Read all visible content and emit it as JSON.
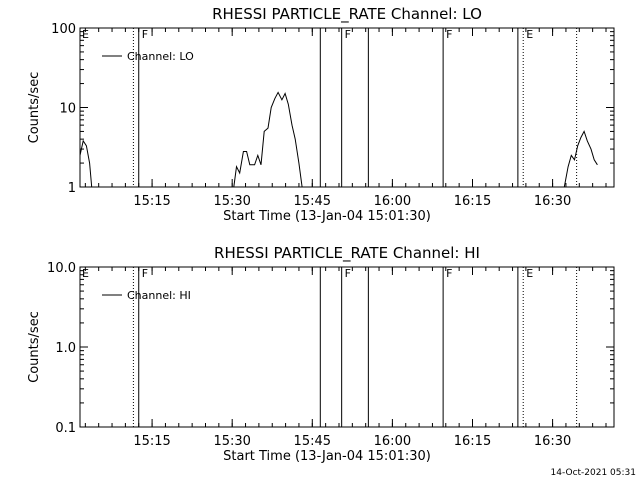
{
  "footer_timestamp": "14-Oct-2021 05:31",
  "chart_data": [
    {
      "type": "line",
      "title": "RHESSI PARTICLE_RATE Channel: LO",
      "xlabel": "Start Time (13-Jan-04 15:01:30)",
      "ylabel": "Counts/sec",
      "x_unit": "minutes since 15:01:30",
      "xlim": [
        0,
        100
      ],
      "ylim": [
        1,
        100
      ],
      "yscale": "log",
      "x_ticks": [
        {
          "label": "15:15",
          "x": 13.5
        },
        {
          "label": "15:30",
          "x": 28.5
        },
        {
          "label": "15:45",
          "x": 43.5
        },
        {
          "label": "16:00",
          "x": 58.5
        },
        {
          "label": "16:15",
          "x": 73.5
        },
        {
          "label": "16:30",
          "x": 88.5
        }
      ],
      "y_ticks": [
        {
          "label": "1",
          "y": 1
        },
        {
          "label": "10",
          "y": 10
        },
        {
          "label": "100",
          "y": 100
        }
      ],
      "legend": {
        "entries": [
          "Channel: LO"
        ],
        "position": "upper-left"
      },
      "series": [
        {
          "name": "Channel: LO",
          "points": [
            [
              0,
              2.5
            ],
            [
              0.6,
              3.8
            ],
            [
              1.2,
              3.3
            ],
            [
              1.8,
              2.0
            ],
            [
              2.2,
              1.0
            ],
            [
              28.8,
              1.0
            ],
            [
              29.3,
              1.8
            ],
            [
              29.9,
              1.5
            ],
            [
              30.6,
              2.8
            ],
            [
              31.2,
              2.8
            ],
            [
              31.8,
              1.9
            ],
            [
              32.7,
              1.9
            ],
            [
              33.3,
              2.5
            ],
            [
              33.9,
              1.9
            ],
            [
              34.5,
              5.0
            ],
            [
              35.2,
              5.5
            ],
            [
              35.8,
              10.0
            ],
            [
              36.5,
              13.0
            ],
            [
              37.1,
              15.5
            ],
            [
              37.8,
              12.5
            ],
            [
              38.4,
              15.0
            ],
            [
              39.0,
              11.0
            ],
            [
              39.7,
              6.0
            ],
            [
              40.3,
              4.0
            ],
            [
              41.0,
              2.0
            ],
            [
              41.6,
              1.0
            ],
            [
              90.7,
              1.0
            ],
            [
              91.4,
              1.8
            ],
            [
              92.0,
              2.5
            ],
            [
              92.6,
              2.2
            ],
            [
              93.2,
              3.3
            ],
            [
              93.8,
              4.2
            ],
            [
              94.4,
              5.0
            ],
            [
              95.0,
              3.8
            ],
            [
              95.7,
              3.0
            ],
            [
              96.3,
              2.2
            ],
            [
              96.9,
              1.9
            ]
          ]
        }
      ],
      "markers": [
        {
          "x": 10.0,
          "style": "dotted",
          "label": ""
        },
        {
          "x": 11.0,
          "style": "solid",
          "label": "F"
        },
        {
          "x": 45.0,
          "style": "solid",
          "label": ""
        },
        {
          "x": 49.0,
          "style": "solid",
          "label": "F"
        },
        {
          "x": 54.0,
          "style": "solid",
          "label": ""
        },
        {
          "x": 68.0,
          "style": "solid",
          "label": "F"
        },
        {
          "x": 82.0,
          "style": "solid",
          "label": ""
        },
        {
          "x": 83.0,
          "style": "dotted",
          "label": "E"
        },
        {
          "x": 93.0,
          "style": "dotted",
          "label": ""
        }
      ],
      "left_edge_label": "E"
    },
    {
      "type": "line",
      "title": "RHESSI PARTICLE_RATE Channel: HI",
      "xlabel": "Start Time (13-Jan-04 15:01:30)",
      "ylabel": "Counts/sec",
      "x_unit": "minutes since 15:01:30",
      "xlim": [
        0,
        100
      ],
      "ylim": [
        0.1,
        10.0
      ],
      "yscale": "log",
      "x_ticks": [
        {
          "label": "15:15",
          "x": 13.5
        },
        {
          "label": "15:30",
          "x": 28.5
        },
        {
          "label": "15:45",
          "x": 43.5
        },
        {
          "label": "16:00",
          "x": 58.5
        },
        {
          "label": "16:15",
          "x": 73.5
        },
        {
          "label": "16:30",
          "x": 88.5
        }
      ],
      "y_ticks": [
        {
          "label": "0.1",
          "y": 0.1
        },
        {
          "label": "1.0",
          "y": 1.0
        },
        {
          "label": "10.0",
          "y": 10.0
        }
      ],
      "legend": {
        "entries": [
          "Channel: HI"
        ],
        "position": "upper-left"
      },
      "series": [
        {
          "name": "Channel: HI",
          "points": []
        }
      ],
      "markers": [
        {
          "x": 10.0,
          "style": "dotted",
          "label": ""
        },
        {
          "x": 11.0,
          "style": "solid",
          "label": "F"
        },
        {
          "x": 45.0,
          "style": "solid",
          "label": ""
        },
        {
          "x": 49.0,
          "style": "solid",
          "label": "F"
        },
        {
          "x": 54.0,
          "style": "solid",
          "label": ""
        },
        {
          "x": 68.0,
          "style": "solid",
          "label": "F"
        },
        {
          "x": 82.0,
          "style": "solid",
          "label": ""
        },
        {
          "x": 83.0,
          "style": "dotted",
          "label": "E"
        },
        {
          "x": 93.0,
          "style": "dotted",
          "label": ""
        }
      ],
      "left_edge_label": "E"
    }
  ]
}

• _EXERCISE BRIEF_: All of the material above should be reproduced exactly, except the pictures.

• _TASK ANSWER_:
Read all visible content and emit it as JSON.
{
  "footer_timestamp": "14-Oct-2021 05:31",
  "chart_data": [
    {
      "type": "line",
      "title": "RHESSI PARTICLE_RATE Channel: LO",
      "xlabel": "Start Time (13-Jan-04 15:01:30)",
      "ylabel": "Counts/sec",
      "x_unit": "minutes since 15:01:30",
      "xlim": [
        0,
        100
      ],
      "ylim": [
        1,
        100
      ],
      "yscale": "log",
      "x_ticks": [
        {
          "label": "15:15",
          "x": 13.5
        },
        {
          "label": "15:30",
          "x": 28.5
        },
        {
          "label": "15:45",
          "x": 43.5
        },
        {
          "label": "16:00",
          "x": 58.5
        },
        {
          "label": "16:15",
          "x": 73.5
        },
        {
          "label": "16:30",
          "x": 88.5
        }
      ],
      "y_ticks": [
        {
          "label": "1",
          "y": 1
        },
        {
          "label": "10",
          "y": 10
        },
        {
          "label": "100",
          "y": 100
        }
      ],
      "legend": {
        "entries": [
          "Channel: LO"
        ],
        "position": "upper-left"
      },
      "series": [
        {
          "name": "Channel: LO",
          "points": [
            [
              0,
              2.5
            ],
            [
              0.6,
              3.8
            ],
            [
              1.2,
              3.3
            ],
            [
              1.8,
              2.0
            ],
            [
              2.2,
              1.0
            ],
            [
              28.8,
              1.0
            ],
            [
              29.3,
              1.8
            ],
            [
              29.9,
              1.5
            ],
            [
              30.6,
              2.8
            ],
            [
              31.2,
              2.8
            ],
            [
              31.8,
              1.9
            ],
            [
              32.7,
              1.9
            ],
            [
              33.3,
              2.5
            ],
            [
              33.9,
              1.9
            ],
            [
              34.5,
              5.0
            ],
            [
              35.2,
              5.5
            ],
            [
              35.8,
              10.0
            ],
            [
              36.5,
              13.0
            ],
            [
              37.1,
              15.5
            ],
            [
              37.8,
              12.5
            ],
            [
              38.4,
              15.0
            ],
            [
              39.0,
              11.0
            ],
            [
              39.7,
              6.0
            ],
            [
              40.3,
              4.0
            ],
            [
              41.0,
              2.0
            ],
            [
              41.6,
              1.0
            ],
            [
              90.7,
              1.0
            ],
            [
              91.4,
              1.8
            ],
            [
              92.0,
              2.5
            ],
            [
              92.6,
              2.2
            ],
            [
              93.2,
              3.3
            ],
            [
              93.8,
              4.2
            ],
            [
              94.4,
              5.0
            ],
            [
              95.0,
              3.8
            ],
            [
              95.7,
              3.0
            ],
            [
              96.3,
              2.2
            ],
            [
              96.9,
              1.9
            ]
          ]
        }
      ],
      "markers": [
        {
          "x": 10.0,
          "style": "dotted",
          "label": ""
        },
        {
          "x": 11.0,
          "style": "solid",
          "label": "F"
        },
        {
          "x": 45.0,
          "style": "solid",
          "label": ""
        },
        {
          "x": 49.0,
          "style": "solid",
          "label": "F"
        },
        {
          "x": 54.0,
          "style": "solid",
          "label": ""
        },
        {
          "x": 68.0,
          "style": "solid",
          "label": "F"
        },
        {
          "x": 82.0,
          "style": "solid",
          "label": ""
        },
        {
          "x": 83.0,
          "style": "dotted",
          "label": "E"
        },
        {
          "x": 93.0,
          "style": "dotted",
          "label": ""
        }
      ],
      "left_edge_label": "E"
    },
    {
      "type": "line",
      "title": "RHESSI PARTICLE_RATE Channel: HI",
      "xlabel": "Start Time (13-Jan-04 15:01:30)",
      "ylabel": "Counts/sec",
      "x_unit": "minutes since 15:01:30",
      "xlim": [
        0,
        100
      ],
      "ylim": [
        0.1,
        10.0
      ],
      "yscale": "log",
      "x_ticks": [
        {
          "label": "15:15",
          "x": 13.5
        },
        {
          "label": "15:30",
          "x": 28.5
        },
        {
          "label": "15:45",
          "x": 43.5
        },
        {
          "label": "16:00",
          "x": 58.5
        },
        {
          "label": "16:15",
          "x": 73.5
        },
        {
          "label": "16:30",
          "x": 88.5
        }
      ],
      "y_ticks": [
        {
          "label": "0.1",
          "y": 0.1
        },
        {
          "label": "1.0",
          "y": 1.0
        },
        {
          "label": "10.0",
          "y": 10.0
        }
      ],
      "legend": {
        "entries": [
          "Channel: HI"
        ],
        "position": "upper-left"
      },
      "series": [
        {
          "name": "Channel: HI",
          "points": []
        }
      ],
      "markers": [
        {
          "x": 10.0,
          "style": "dotted",
          "label": ""
        },
        {
          "x": 11.0,
          "style": "solid",
          "label": "F"
        },
        {
          "x": 45.0,
          "style": "solid",
          "label": ""
        },
        {
          "x": 49.0,
          "style": "solid",
          "label": "F"
        },
        {
          "x": 54.0,
          "style": "solid",
          "label": ""
        },
        {
          "x": 68.0,
          "style": "solid",
          "label": "F"
        },
        {
          "x": 82.0,
          "style": "solid",
          "label": ""
        },
        {
          "x": 83.0,
          "style": "dotted",
          "label": "E"
        },
        {
          "x": 93.0,
          "style": "dotted",
          "label": ""
        }
      ],
      "left_edge_label": "E"
    }
  ]
}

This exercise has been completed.